Request: Return the entries below verbatim. Pictures stay out.

Records provided:
****************
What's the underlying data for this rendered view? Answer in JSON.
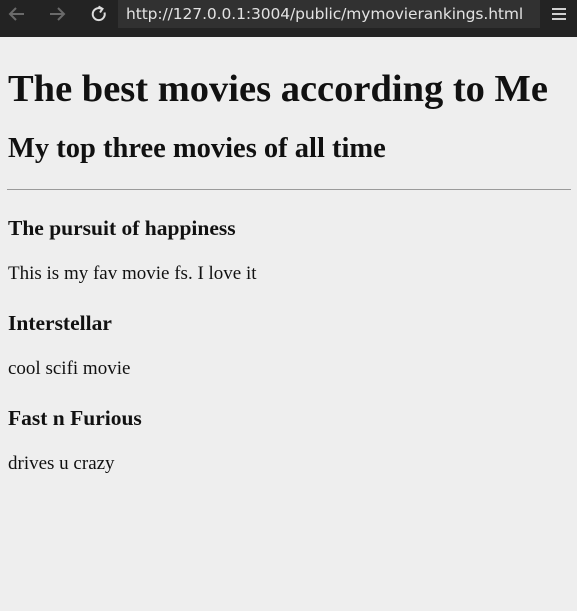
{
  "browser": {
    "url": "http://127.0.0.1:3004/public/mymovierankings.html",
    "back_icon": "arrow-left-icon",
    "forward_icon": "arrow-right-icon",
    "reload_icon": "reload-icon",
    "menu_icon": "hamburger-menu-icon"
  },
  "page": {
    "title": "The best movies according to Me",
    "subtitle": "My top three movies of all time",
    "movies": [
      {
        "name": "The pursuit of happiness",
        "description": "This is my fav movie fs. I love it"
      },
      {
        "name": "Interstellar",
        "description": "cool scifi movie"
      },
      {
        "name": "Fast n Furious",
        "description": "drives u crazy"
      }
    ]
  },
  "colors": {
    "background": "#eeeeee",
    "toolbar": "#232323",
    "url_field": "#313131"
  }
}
****************
Written response:
What's the underlying data for this rendered view? Answer in JSON.
{
  "browser": {
    "url": "http://127.0.0.1:3004/public/mymovierankings.html",
    "back_icon": "arrow-left-icon",
    "forward_icon": "arrow-right-icon",
    "reload_icon": "reload-icon",
    "menu_icon": "hamburger-menu-icon"
  },
  "page": {
    "title": "The best movies according to Me",
    "subtitle": "My top three movies of all time",
    "movies": [
      {
        "name": "The pursuit of happiness",
        "description": "This is my fav movie fs. I love it"
      },
      {
        "name": "Interstellar",
        "description": "cool scifi movie"
      },
      {
        "name": "Fast n Furious",
        "description": "drives u crazy"
      }
    ]
  },
  "colors": {
    "background": "#eeeeee",
    "toolbar": "#232323",
    "url_field": "#313131"
  }
}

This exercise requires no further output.